▶ **Given task**:
The entire listing is to be repeated verbatim.
»»
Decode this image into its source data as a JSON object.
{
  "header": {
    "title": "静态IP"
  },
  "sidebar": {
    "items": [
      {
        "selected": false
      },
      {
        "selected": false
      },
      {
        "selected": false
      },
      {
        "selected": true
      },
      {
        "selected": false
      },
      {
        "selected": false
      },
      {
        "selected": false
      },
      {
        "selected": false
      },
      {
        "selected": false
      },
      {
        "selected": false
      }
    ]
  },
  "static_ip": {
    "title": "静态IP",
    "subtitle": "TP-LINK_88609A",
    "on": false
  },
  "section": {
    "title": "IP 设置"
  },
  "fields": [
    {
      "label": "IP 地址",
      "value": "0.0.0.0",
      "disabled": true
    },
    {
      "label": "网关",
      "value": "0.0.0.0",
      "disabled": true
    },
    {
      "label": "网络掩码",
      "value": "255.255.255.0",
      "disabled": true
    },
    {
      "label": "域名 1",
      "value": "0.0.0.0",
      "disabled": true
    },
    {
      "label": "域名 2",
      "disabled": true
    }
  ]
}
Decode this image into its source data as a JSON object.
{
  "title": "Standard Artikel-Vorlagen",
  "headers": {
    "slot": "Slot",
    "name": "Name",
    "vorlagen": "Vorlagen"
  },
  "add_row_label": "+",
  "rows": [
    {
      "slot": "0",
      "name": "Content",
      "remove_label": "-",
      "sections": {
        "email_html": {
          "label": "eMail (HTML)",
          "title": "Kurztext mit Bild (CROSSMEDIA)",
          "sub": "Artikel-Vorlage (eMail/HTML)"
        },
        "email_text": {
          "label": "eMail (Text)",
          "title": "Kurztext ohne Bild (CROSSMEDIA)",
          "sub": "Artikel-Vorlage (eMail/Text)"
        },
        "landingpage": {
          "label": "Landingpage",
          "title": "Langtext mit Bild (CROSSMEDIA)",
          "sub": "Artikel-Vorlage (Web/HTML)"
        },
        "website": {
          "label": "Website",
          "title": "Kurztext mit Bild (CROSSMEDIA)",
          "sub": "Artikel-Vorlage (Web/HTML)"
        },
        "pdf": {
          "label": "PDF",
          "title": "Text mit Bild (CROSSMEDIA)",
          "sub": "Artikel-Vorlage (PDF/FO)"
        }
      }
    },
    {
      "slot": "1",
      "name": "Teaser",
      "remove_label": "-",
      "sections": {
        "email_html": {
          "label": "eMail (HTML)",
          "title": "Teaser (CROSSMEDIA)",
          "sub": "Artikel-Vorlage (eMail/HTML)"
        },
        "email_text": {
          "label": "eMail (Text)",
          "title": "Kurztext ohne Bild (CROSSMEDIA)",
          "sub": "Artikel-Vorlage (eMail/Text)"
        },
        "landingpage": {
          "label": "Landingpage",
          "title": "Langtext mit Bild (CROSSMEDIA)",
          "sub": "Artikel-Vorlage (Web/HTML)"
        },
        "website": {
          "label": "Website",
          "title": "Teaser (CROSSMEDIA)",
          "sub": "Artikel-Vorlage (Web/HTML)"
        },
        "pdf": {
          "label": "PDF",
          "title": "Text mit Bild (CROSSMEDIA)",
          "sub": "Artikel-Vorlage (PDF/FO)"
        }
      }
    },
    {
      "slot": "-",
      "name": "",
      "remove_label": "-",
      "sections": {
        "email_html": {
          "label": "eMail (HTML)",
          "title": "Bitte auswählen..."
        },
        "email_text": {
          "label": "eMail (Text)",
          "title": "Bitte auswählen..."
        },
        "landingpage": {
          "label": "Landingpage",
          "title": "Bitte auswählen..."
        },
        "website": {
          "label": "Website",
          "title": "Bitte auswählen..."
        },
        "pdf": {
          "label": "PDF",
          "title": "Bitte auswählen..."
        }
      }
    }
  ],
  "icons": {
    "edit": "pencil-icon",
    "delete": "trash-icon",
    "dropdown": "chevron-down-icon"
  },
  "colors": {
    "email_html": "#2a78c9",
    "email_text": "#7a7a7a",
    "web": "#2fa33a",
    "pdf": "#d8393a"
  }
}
««
▶ **Complete response**:
Decode this image into its source data as a JSON object.
{
  "header": {
    "title": "静态IP"
  },
  "sidebar": {
    "items": [
      {
        "selected": false
      },
      {
        "selected": false
      },
      {
        "selected": false
      },
      {
        "selected": true
      },
      {
        "selected": false
      },
      {
        "selected": false
      },
      {
        "selected": false
      },
      {
        "selected": false
      },
      {
        "selected": false
      },
      {
        "selected": false
      }
    ]
  },
  "static_ip": {
    "title": "静态IP",
    "subtitle": "TP-LINK_88609A",
    "on": false
  },
  "section": {
    "title": "IP 设置"
  },
  "fields": [
    {
      "label": "IP 地址",
      "value": "0.0.0.0",
      "disabled": true
    },
    {
      "label": "网关",
      "value": "0.0.0.0",
      "disabled": true
    },
    {
      "label": "网络掩码",
      "value": "255.255.255.0",
      "disabled": true
    },
    {
      "label": "域名 1",
      "value": "0.0.0.0",
      "disabled": true
    },
    {
      "label": "域名 2",
      "disabled": true
    }
  ]
}
Decode this image into its source data as a JSON object.
{
  "title": "Standard Artikel-Vorlagen",
  "headers": {
    "slot": "Slot",
    "name": "Name",
    "vorlagen": "Vorlagen"
  },
  "add_row_label": "+",
  "rows": [
    {
      "slot": "0",
      "name": "Content",
      "remove_label": "-",
      "sections": {
        "email_html": {
          "label": "eMail (HTML)",
          "title": "Kurztext mit Bild (CROSSMEDIA)",
          "sub": "Artikel-Vorlage (eMail/HTML)"
        },
        "email_text": {
          "label": "eMail (Text)",
          "title": "Kurztext ohne Bild (CROSSMEDIA)",
          "sub": "Artikel-Vorlage (eMail/Text)"
        },
        "landingpage": {
          "label": "Landingpage",
          "title": "Langtext mit Bild (CROSSMEDIA)",
          "sub": "Artikel-Vorlage (Web/HTML)"
        },
        "website": {
          "label": "Website",
          "title": "Kurztext mit Bild (CROSSMEDIA)",
          "sub": "Artikel-Vorlage (Web/HTML)"
        },
        "pdf": {
          "label": "PDF",
          "title": "Text mit Bild (CROSSMEDIA)",
          "sub": "Artikel-Vorlage (PDF/FO)"
        }
      }
    },
    {
      "slot": "1",
      "name": "Teaser",
      "remove_label": "-",
      "sections": {
        "email_html": {
          "label": "eMail (HTML)",
          "title": "Teaser (CROSSMEDIA)",
          "sub": "Artikel-Vorlage (eMail/HTML)"
        },
        "email_text": {
          "label": "eMail (Text)",
          "title": "Kurztext ohne Bild (CROSSMEDIA)",
          "sub": "Artikel-Vorlage (eMail/Text)"
        },
        "landingpage": {
          "label": "Landingpage",
          "title": "Langtext mit Bild (CROSSMEDIA)",
          "sub": "Artikel-Vorlage (Web/HTML)"
        },
        "website": {
          "label": "Website",
          "title": "Teaser (CROSSMEDIA)",
          "sub": "Artikel-Vorlage (Web/HTML)"
        },
        "pdf": {
          "label": "PDF",
          "title": "Text mit Bild (CROSSMEDIA)",
          "sub": "Artikel-Vorlage (PDF/FO)"
        }
      }
    },
    {
      "slot": "-",
      "name": "",
      "remove_label": "-",
      "sections": {
        "email_html": {
          "label": "eMail (HTML)",
          "title": "Bitte auswählen..."
        },
        "email_text": {
          "label": "eMail (Text)",
          "title": "Bitte auswählen..."
        },
        "landingpage": {
          "label": "Landingpage",
          "title": "Bitte auswählen..."
        },
        "website": {
          "label": "Website",
          "title": "Bitte auswählen..."
        },
        "pdf": {
          "label": "PDF",
          "title": "Bitte auswählen..."
        }
      }
    }
  ],
  "icons": {
    "edit": "pencil-icon",
    "delete": "trash-icon",
    "dropdown": "chevron-down-icon"
  },
  "colors": {
    "email_html": "#2a78c9",
    "email_text": "#7a7a7a",
    "web": "#2fa33a",
    "pdf": "#d8393a"
  }
}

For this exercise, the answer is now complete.